Challenge:
In the entries that follow, how many lines contain the word "color"? Answer with the number only.

Data provided:
━━━━━━━━

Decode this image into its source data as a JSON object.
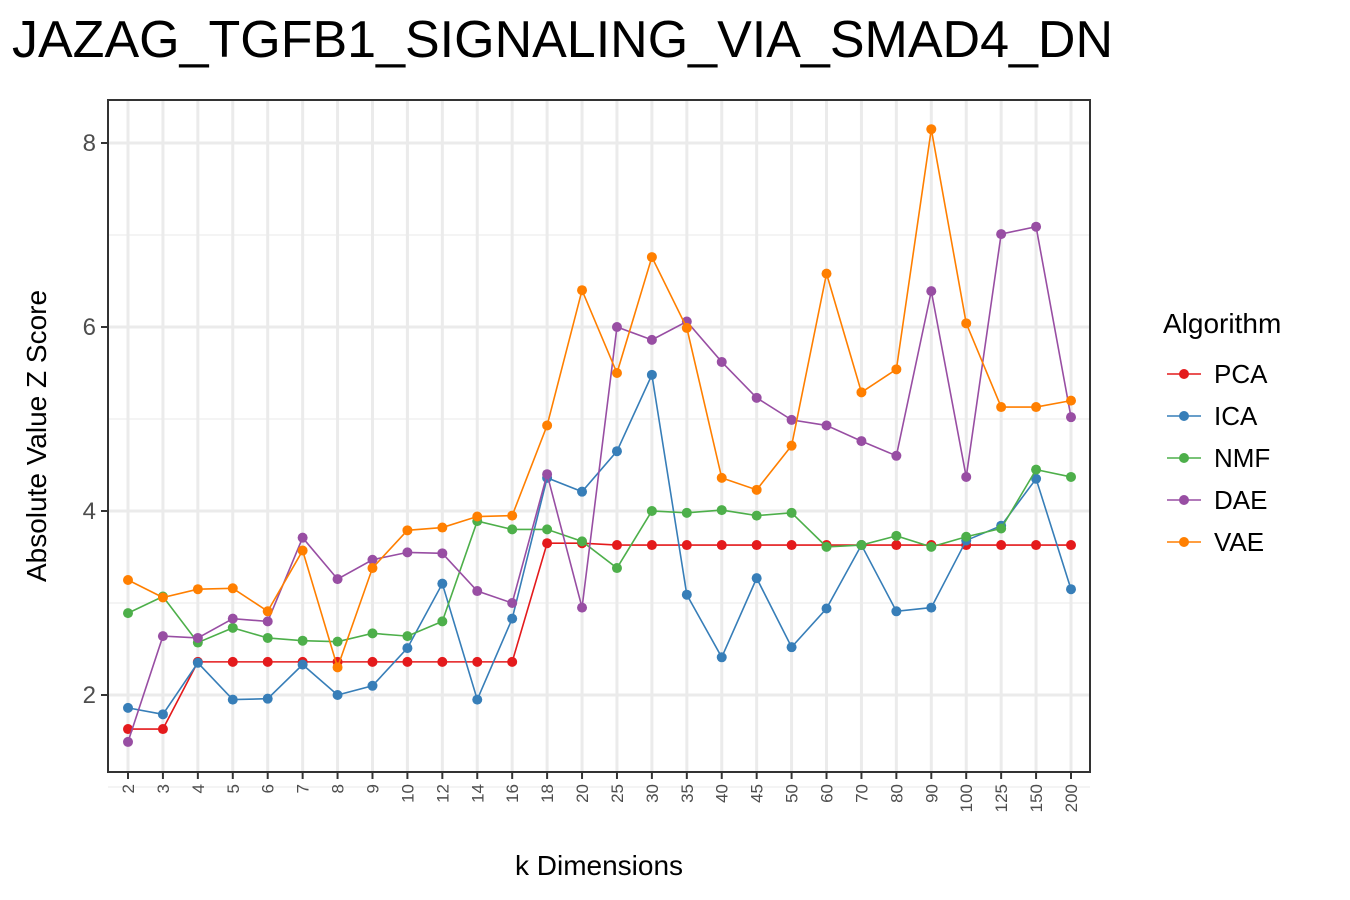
{
  "chart_data": {
    "type": "line",
    "title": "JAZAG_TGFB1_SIGNALING_VIA_SMAD4_DN",
    "xlabel": "k Dimensions",
    "ylabel": "Absolute Value Z Score",
    "ylim": [
      1.2,
      8.5
    ],
    "yticks": [
      2,
      4,
      6,
      8
    ],
    "grid": true,
    "legend_title": "Algorithm",
    "legend_position": "right",
    "categories": [
      "2",
      "3",
      "4",
      "5",
      "6",
      "7",
      "8",
      "9",
      "10",
      "12",
      "14",
      "16",
      "18",
      "20",
      "25",
      "30",
      "35",
      "40",
      "45",
      "50",
      "60",
      "70",
      "80",
      "90",
      "100",
      "125",
      "150",
      "200"
    ],
    "series": [
      {
        "name": "PCA",
        "color": "#e41a1c",
        "values": [
          1.63,
          1.63,
          2.36,
          2.36,
          2.36,
          2.36,
          2.36,
          2.36,
          2.36,
          2.36,
          2.36,
          2.36,
          3.65,
          3.65,
          3.63,
          3.63,
          3.63,
          3.63,
          3.63,
          3.63,
          3.63,
          3.63,
          3.63,
          3.63,
          3.63,
          3.63,
          3.63,
          3.63
        ]
      },
      {
        "name": "ICA",
        "color": "#377eb8",
        "values": [
          1.86,
          1.79,
          2.35,
          1.95,
          1.96,
          2.33,
          2.0,
          2.1,
          2.51,
          3.21,
          1.95,
          2.83,
          4.36,
          4.21,
          4.65,
          5.48,
          3.09,
          2.41,
          3.27,
          2.52,
          2.94,
          3.63,
          2.91,
          2.95,
          3.68,
          3.84,
          4.35,
          3.15
        ]
      },
      {
        "name": "NMF",
        "color": "#4daf4a",
        "values": [
          2.89,
          3.07,
          2.57,
          2.73,
          2.62,
          2.59,
          2.58,
          2.67,
          2.64,
          2.8,
          3.89,
          3.8,
          3.8,
          3.67,
          3.38,
          4.0,
          3.98,
          4.01,
          3.95,
          3.98,
          3.61,
          3.63,
          3.73,
          3.61,
          3.72,
          3.81,
          4.45,
          4.37
        ]
      },
      {
        "name": "DAE",
        "color": "#984ea3",
        "values": [
          1.49,
          2.64,
          2.62,
          2.83,
          2.8,
          3.71,
          3.26,
          3.47,
          3.55,
          3.54,
          3.13,
          3.0,
          4.4,
          2.95,
          6.0,
          5.86,
          6.06,
          5.62,
          5.23,
          4.99,
          4.93,
          4.76,
          4.6,
          6.39,
          4.37,
          7.01,
          7.09,
          5.02
        ]
      },
      {
        "name": "VAE",
        "color": "#ff7f00",
        "values": [
          3.25,
          3.06,
          3.15,
          3.16,
          2.91,
          3.57,
          2.3,
          3.38,
          3.79,
          3.82,
          3.94,
          3.95,
          4.93,
          6.4,
          5.5,
          6.76,
          5.99,
          4.36,
          4.23,
          4.71,
          6.58,
          5.29,
          5.54,
          8.15,
          6.04,
          5.13,
          5.13,
          5.2
        ]
      }
    ]
  }
}
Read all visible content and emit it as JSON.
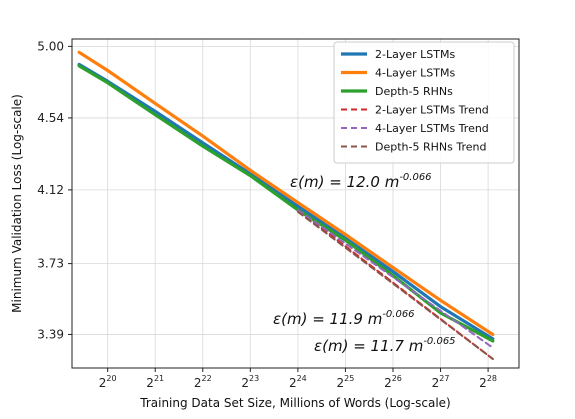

━━━━━━━━

Task output:
5